● **AIM**: How many lines hold the string "JSON"? Give only the number.

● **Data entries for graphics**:
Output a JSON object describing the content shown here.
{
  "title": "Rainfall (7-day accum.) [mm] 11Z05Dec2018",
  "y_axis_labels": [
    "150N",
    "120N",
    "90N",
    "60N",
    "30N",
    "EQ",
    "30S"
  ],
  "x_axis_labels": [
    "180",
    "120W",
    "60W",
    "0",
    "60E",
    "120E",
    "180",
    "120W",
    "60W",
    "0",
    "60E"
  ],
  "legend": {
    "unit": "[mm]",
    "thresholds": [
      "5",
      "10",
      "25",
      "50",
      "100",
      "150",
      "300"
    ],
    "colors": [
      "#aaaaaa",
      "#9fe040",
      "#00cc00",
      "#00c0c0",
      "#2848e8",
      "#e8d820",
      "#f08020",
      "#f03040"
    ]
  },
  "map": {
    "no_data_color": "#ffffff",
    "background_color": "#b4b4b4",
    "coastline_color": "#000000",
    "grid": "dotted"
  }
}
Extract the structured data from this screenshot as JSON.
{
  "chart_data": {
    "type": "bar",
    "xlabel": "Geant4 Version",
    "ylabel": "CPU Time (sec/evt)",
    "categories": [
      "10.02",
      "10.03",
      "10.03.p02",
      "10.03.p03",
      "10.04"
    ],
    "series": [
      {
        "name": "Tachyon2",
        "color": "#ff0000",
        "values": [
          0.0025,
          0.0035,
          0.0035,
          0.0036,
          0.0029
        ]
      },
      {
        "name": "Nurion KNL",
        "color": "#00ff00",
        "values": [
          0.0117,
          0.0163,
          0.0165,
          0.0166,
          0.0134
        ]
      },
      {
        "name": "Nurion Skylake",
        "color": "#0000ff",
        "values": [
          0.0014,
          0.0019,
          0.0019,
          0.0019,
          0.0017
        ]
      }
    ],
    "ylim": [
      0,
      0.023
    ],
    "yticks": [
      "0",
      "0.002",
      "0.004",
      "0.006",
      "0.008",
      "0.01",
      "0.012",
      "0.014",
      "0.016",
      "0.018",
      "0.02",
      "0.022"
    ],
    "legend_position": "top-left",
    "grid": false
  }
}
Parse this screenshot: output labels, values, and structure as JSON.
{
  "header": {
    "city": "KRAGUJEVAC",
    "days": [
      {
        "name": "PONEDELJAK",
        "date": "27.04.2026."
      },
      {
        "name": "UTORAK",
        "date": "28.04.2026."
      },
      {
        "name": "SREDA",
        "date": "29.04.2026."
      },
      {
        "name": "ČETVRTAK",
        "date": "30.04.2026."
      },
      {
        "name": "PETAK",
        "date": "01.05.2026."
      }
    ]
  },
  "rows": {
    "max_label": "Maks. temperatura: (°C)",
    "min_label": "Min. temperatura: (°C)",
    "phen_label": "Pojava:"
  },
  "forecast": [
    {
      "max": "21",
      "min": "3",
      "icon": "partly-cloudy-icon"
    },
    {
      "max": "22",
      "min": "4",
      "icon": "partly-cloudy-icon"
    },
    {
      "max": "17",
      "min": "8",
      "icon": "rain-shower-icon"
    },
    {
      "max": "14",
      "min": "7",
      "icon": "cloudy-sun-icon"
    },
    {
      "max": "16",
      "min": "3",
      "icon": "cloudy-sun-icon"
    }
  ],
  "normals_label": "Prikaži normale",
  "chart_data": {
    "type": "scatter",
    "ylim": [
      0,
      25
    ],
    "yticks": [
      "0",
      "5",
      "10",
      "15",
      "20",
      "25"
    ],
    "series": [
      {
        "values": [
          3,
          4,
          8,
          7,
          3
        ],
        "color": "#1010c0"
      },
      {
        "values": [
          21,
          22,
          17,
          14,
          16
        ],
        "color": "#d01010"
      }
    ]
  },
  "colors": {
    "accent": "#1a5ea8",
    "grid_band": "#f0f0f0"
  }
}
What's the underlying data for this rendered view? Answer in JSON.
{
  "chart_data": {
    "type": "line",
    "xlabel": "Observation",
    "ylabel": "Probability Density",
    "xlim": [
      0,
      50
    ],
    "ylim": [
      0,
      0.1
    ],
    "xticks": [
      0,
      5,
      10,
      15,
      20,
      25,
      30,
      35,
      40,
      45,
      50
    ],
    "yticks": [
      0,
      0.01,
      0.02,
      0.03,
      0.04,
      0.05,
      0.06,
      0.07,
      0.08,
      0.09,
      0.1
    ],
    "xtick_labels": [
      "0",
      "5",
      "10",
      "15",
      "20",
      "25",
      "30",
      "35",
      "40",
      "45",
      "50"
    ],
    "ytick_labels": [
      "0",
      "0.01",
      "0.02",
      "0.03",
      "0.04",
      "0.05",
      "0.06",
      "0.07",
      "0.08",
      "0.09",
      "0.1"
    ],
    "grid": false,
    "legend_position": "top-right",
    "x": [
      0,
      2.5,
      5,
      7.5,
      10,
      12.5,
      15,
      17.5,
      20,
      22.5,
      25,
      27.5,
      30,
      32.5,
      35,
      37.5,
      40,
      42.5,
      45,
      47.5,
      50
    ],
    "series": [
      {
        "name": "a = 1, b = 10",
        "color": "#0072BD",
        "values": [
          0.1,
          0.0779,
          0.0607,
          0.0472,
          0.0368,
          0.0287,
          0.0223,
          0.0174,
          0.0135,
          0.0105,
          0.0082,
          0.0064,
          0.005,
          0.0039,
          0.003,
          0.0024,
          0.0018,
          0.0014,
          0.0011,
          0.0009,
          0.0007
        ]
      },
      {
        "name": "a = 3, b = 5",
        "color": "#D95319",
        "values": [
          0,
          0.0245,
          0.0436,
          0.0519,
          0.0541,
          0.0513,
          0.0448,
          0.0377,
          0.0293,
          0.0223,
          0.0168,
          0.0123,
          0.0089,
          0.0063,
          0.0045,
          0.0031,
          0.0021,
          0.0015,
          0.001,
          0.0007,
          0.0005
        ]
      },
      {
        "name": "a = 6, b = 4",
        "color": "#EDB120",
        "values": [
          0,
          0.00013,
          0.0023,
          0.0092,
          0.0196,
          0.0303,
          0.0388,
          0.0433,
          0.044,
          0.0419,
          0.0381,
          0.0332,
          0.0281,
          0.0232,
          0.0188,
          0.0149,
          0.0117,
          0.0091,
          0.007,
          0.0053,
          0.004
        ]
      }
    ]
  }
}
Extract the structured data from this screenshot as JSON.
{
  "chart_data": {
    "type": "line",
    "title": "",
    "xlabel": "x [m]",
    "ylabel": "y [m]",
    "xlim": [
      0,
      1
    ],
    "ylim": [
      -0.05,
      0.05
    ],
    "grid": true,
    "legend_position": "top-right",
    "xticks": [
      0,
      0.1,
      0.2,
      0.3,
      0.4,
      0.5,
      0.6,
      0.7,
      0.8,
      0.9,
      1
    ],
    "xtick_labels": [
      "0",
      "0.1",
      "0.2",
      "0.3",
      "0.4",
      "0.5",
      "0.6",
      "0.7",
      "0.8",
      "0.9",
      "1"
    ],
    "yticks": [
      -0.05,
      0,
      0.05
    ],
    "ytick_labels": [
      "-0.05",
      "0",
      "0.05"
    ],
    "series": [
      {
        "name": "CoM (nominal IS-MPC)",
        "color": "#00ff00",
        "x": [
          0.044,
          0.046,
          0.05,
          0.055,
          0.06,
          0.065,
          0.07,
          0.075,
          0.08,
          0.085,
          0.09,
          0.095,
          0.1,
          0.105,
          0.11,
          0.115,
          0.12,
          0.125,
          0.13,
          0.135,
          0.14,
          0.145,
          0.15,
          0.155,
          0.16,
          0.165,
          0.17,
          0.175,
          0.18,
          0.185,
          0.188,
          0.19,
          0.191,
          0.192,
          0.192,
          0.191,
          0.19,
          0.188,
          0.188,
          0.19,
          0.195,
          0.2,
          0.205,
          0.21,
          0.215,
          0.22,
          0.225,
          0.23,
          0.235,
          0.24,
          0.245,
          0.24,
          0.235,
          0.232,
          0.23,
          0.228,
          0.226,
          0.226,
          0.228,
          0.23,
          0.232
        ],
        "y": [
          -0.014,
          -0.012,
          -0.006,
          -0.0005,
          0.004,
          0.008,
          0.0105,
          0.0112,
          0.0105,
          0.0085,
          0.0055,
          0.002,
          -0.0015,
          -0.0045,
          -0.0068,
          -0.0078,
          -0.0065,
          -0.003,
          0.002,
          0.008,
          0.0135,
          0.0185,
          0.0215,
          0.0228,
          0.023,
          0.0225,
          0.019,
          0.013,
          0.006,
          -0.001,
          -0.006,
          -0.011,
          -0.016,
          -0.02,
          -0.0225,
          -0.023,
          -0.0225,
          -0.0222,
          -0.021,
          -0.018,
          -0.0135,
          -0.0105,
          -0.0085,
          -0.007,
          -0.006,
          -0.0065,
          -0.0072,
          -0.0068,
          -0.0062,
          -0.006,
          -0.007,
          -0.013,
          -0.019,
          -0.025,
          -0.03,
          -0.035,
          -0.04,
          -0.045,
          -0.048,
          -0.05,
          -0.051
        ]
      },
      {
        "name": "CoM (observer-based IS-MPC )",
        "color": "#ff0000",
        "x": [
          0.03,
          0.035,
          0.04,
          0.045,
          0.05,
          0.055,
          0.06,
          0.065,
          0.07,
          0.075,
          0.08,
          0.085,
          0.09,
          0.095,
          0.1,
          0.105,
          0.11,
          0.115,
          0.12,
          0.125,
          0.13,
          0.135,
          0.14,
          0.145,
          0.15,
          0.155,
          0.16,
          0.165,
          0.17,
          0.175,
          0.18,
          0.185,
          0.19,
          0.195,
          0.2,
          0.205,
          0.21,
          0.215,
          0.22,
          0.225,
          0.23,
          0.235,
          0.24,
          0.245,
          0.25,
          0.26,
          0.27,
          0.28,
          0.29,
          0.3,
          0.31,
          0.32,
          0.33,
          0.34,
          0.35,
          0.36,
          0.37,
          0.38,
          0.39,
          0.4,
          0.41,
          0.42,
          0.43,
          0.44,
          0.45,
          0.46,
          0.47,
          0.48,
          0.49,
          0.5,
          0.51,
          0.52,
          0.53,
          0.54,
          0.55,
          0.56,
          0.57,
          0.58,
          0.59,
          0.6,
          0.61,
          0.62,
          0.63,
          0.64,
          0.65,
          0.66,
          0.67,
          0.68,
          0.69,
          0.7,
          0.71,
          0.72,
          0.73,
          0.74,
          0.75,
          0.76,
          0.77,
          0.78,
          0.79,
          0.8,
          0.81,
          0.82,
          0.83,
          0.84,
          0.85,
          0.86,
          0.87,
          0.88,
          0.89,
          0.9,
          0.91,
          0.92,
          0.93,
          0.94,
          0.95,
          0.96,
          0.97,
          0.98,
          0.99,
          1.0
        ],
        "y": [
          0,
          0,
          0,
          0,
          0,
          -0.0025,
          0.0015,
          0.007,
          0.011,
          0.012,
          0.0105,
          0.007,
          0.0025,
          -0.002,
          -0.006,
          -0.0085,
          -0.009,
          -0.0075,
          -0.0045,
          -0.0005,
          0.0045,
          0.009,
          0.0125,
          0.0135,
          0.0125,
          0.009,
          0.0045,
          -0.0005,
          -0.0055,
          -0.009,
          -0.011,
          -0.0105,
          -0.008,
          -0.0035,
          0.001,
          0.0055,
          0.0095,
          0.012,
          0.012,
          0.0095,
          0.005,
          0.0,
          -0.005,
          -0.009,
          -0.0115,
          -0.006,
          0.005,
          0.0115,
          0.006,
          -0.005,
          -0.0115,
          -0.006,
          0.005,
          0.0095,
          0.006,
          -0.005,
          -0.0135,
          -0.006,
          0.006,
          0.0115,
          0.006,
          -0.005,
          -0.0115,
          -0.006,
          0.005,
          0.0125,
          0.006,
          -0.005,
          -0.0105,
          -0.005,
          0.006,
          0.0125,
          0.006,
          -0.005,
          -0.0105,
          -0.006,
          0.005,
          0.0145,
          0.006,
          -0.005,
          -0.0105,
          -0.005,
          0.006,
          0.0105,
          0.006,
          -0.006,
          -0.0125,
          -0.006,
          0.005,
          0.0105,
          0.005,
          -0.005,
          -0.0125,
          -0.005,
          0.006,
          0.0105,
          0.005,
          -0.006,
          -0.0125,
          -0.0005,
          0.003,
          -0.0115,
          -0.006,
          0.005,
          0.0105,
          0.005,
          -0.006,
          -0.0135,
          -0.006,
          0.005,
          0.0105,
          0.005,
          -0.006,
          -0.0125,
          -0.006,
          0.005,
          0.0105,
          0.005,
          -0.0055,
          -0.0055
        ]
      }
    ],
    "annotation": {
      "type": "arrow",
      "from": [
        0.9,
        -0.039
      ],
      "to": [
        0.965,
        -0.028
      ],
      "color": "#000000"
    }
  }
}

● **FINISHED TASK**: 5